→ EXERCISE DETAILS: Exactly as they appear, output all of the entries.

***** RECORDS FOR THIS EXERCISE

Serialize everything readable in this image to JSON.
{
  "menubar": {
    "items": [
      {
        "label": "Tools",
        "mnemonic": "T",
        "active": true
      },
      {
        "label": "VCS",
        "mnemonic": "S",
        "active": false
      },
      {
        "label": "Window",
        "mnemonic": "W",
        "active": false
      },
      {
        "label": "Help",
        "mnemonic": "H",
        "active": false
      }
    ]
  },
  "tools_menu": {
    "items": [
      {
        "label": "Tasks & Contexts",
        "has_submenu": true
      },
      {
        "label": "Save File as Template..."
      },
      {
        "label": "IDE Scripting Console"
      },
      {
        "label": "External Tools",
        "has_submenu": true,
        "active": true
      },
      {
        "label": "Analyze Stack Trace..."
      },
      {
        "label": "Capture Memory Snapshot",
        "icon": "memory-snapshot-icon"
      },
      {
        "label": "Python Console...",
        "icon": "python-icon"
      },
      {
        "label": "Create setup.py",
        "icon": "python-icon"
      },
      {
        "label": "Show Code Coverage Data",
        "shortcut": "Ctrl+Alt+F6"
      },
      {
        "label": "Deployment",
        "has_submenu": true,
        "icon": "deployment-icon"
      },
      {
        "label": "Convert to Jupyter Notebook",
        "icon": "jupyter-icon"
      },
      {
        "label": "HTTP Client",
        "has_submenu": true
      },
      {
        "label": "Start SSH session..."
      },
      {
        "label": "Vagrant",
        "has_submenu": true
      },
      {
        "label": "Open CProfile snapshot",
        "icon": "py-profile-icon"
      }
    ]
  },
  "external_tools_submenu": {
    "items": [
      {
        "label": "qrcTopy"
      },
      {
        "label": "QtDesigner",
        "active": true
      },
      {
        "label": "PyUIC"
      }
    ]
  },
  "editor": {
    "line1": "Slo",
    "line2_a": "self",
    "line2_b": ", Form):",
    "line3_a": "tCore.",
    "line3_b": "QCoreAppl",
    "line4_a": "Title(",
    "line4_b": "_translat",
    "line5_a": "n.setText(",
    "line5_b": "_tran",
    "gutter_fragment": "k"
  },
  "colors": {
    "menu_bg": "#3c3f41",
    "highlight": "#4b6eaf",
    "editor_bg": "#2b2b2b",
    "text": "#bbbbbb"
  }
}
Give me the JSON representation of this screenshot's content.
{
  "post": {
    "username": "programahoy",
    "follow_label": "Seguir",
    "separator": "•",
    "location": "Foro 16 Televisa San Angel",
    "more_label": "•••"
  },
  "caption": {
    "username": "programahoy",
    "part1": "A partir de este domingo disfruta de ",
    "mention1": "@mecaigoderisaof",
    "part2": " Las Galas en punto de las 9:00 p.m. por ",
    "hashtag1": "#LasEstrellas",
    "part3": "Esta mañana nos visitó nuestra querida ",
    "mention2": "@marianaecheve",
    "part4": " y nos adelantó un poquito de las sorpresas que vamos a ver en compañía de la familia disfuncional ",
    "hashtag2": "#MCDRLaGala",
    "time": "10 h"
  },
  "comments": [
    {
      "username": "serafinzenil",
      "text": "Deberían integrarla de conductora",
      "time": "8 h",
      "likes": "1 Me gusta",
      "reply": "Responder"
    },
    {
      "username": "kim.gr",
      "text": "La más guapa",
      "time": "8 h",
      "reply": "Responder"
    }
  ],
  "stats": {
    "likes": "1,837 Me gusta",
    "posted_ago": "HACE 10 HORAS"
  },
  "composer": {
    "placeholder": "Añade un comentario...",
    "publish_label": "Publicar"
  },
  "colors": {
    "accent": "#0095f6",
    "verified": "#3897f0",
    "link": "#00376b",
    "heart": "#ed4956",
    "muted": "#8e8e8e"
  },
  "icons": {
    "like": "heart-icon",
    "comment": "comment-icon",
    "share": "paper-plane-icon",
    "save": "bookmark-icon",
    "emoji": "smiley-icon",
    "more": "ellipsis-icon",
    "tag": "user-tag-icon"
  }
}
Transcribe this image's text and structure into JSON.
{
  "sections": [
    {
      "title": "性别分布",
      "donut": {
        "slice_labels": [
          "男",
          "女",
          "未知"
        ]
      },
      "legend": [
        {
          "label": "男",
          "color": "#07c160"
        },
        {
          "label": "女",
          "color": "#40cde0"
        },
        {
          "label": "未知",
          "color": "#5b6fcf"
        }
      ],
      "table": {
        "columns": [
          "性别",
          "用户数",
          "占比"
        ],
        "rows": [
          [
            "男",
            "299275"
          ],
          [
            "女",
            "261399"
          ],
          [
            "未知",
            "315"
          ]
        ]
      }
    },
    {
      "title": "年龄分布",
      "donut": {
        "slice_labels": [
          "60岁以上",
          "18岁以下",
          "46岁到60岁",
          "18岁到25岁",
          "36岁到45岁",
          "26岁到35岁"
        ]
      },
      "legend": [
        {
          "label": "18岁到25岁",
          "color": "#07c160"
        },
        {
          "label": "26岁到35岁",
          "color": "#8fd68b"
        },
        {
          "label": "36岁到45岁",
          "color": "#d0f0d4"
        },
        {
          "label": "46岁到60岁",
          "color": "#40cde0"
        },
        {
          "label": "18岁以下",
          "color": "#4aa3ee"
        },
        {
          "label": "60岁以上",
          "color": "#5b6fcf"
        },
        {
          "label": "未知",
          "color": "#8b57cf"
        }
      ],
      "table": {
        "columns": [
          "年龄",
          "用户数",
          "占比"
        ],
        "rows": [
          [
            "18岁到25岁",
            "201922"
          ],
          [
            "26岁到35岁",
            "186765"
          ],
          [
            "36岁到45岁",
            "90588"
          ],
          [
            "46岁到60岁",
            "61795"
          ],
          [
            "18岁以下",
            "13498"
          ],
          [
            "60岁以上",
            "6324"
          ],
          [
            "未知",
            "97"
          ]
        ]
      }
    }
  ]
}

**********

→ THE COMPLETED TASK:
Serialize everything readable in this image to JSON.
{
  "menubar": {
    "items": [
      {
        "label": "Tools",
        "mnemonic": "T",
        "active": true
      },
      {
        "label": "VCS",
        "mnemonic": "S",
        "active": false
      },
      {
        "label": "Window",
        "mnemonic": "W",
        "active": false
      },
      {
        "label": "Help",
        "mnemonic": "H",
        "active": false
      }
    ]
  },
  "tools_menu": {
    "items": [
      {
        "label": "Tasks & Contexts",
        "has_submenu": true
      },
      {
        "label": "Save File as Template..."
      },
      {
        "label": "IDE Scripting Console"
      },
      {
        "label": "External Tools",
        "has_submenu": true,
        "active": true
      },
      {
        "label": "Analyze Stack Trace..."
      },
      {
        "label": "Capture Memory Snapshot",
        "icon": "memory-snapshot-icon"
      },
      {
        "label": "Python Console...",
        "icon": "python-icon"
      },
      {
        "label": "Create setup.py",
        "icon": "python-icon"
      },
      {
        "label": "Show Code Coverage Data",
        "shortcut": "Ctrl+Alt+F6"
      },
      {
        "label": "Deployment",
        "has_submenu": true,
        "icon": "deployment-icon"
      },
      {
        "label": "Convert to Jupyter Notebook",
        "icon": "jupyter-icon"
      },
      {
        "label": "HTTP Client",
        "has_submenu": true
      },
      {
        "label": "Start SSH session..."
      },
      {
        "label": "Vagrant",
        "has_submenu": true
      },
      {
        "label": "Open CProfile snapshot",
        "icon": "py-profile-icon"
      }
    ]
  },
  "external_tools_submenu": {
    "items": [
      {
        "label": "qrcTopy"
      },
      {
        "label": "QtDesigner",
        "active": true
      },
      {
        "label": "PyUIC"
      }
    ]
  },
  "editor": {
    "line1": "Slo",
    "line2_a": "self",
    "line2_b": ", Form):",
    "line3_a": "tCore.",
    "line3_b": "QCoreAppl",
    "line4_a": "Title(",
    "line4_b": "_translat",
    "line5_a": "n.setText(",
    "line5_b": "_tran",
    "gutter_fragment": "k"
  },
  "colors": {
    "menu_bg": "#3c3f41",
    "highlight": "#4b6eaf",
    "editor_bg": "#2b2b2b",
    "text": "#bbbbbb"
  }
}
Give me the JSON representation of this screenshot's content.
{
  "post": {
    "username": "programahoy",
    "follow_label": "Seguir",
    "separator": "•",
    "location": "Foro 16 Televisa San Angel",
    "more_label": "•••"
  },
  "caption": {
    "username": "programahoy",
    "part1": "A partir de este domingo disfruta de ",
    "mention1": "@mecaigoderisaof",
    "part2": " Las Galas en punto de las 9:00 p.m. por ",
    "hashtag1": "#LasEstrellas",
    "part3": "Esta mañana nos visitó nuestra querida ",
    "mention2": "@marianaecheve",
    "part4": " y nos adelantó un poquito de las sorpresas que vamos a ver en compañía de la familia disfuncional ",
    "hashtag2": "#MCDRLaGala",
    "time": "10 h"
  },
  "comments": [
    {
      "username": "serafinzenil",
      "text": "Deberían integrarla de conductora",
      "time": "8 h",
      "likes": "1 Me gusta",
      "reply": "Responder"
    },
    {
      "username": "kim.gr",
      "text": "La más guapa",
      "time": "8 h",
      "reply": "Responder"
    }
  ],
  "stats": {
    "likes": "1,837 Me gusta",
    "posted_ago": "HACE 10 HORAS"
  },
  "composer": {
    "placeholder": "Añade un comentario...",
    "publish_label": "Publicar"
  },
  "colors": {
    "accent": "#0095f6",
    "verified": "#3897f0",
    "link": "#00376b",
    "heart": "#ed4956",
    "muted": "#8e8e8e"
  },
  "icons": {
    "like": "heart-icon",
    "comment": "comment-icon",
    "share": "paper-plane-icon",
    "save": "bookmark-icon",
    "emoji": "smiley-icon",
    "more": "ellipsis-icon",
    "tag": "user-tag-icon"
  }
}
Transcribe this image's text and structure into JSON.
{
  "sections": [
    {
      "title": "性别分布",
      "donut": {
        "slice_labels": [
          "男",
          "女",
          "未知"
        ]
      },
      "legend": [
        {
          "label": "男",
          "color": "#07c160"
        },
        {
          "label": "女",
          "color": "#40cde0"
        },
        {
          "label": "未知",
          "color": "#5b6fcf"
        }
      ],
      "table": {
        "columns": [
          "性别",
          "用户数",
          "占比"
        ],
        "rows": [
          [
            "男",
            "299275"
          ],
          [
            "女",
            "261399"
          ],
          [
            "未知",
            "315"
          ]
        ]
      }
    },
    {
      "title": "年龄分布",
      "donut": {
        "slice_labels": [
          "60岁以上",
          "18岁以下",
          "46岁到60岁",
          "18岁到25岁",
          "36岁到45岁",
          "26岁到35岁"
        ]
      },
      "legend": [
        {
          "label": "18岁到25岁",
          "color": "#07c160"
        },
        {
          "label": "26岁到35岁",
          "color": "#8fd68b"
        },
        {
          "label": "36岁到45岁",
          "color": "#d0f0d4"
        },
        {
          "label": "46岁到60岁",
          "color": "#40cde0"
        },
        {
          "label": "18岁以下",
          "color": "#4aa3ee"
        },
        {
          "label": "60岁以上",
          "color": "#5b6fcf"
        },
        {
          "label": "未知",
          "color": "#8b57cf"
        }
      ],
      "table": {
        "columns": [
          "年龄",
          "用户数",
          "占比"
        ],
        "rows": [
          [
            "18岁到25岁",
            "201922"
          ],
          [
            "26岁到35岁",
            "186765"
          ],
          [
            "36岁到45岁",
            "90588"
          ],
          [
            "46岁到60岁",
            "61795"
          ],
          [
            "18岁以下",
            "13498"
          ],
          [
            "60岁以上",
            "6324"
          ],
          [
            "未知",
            "97"
          ]
        ]
      }
    }
  ]
}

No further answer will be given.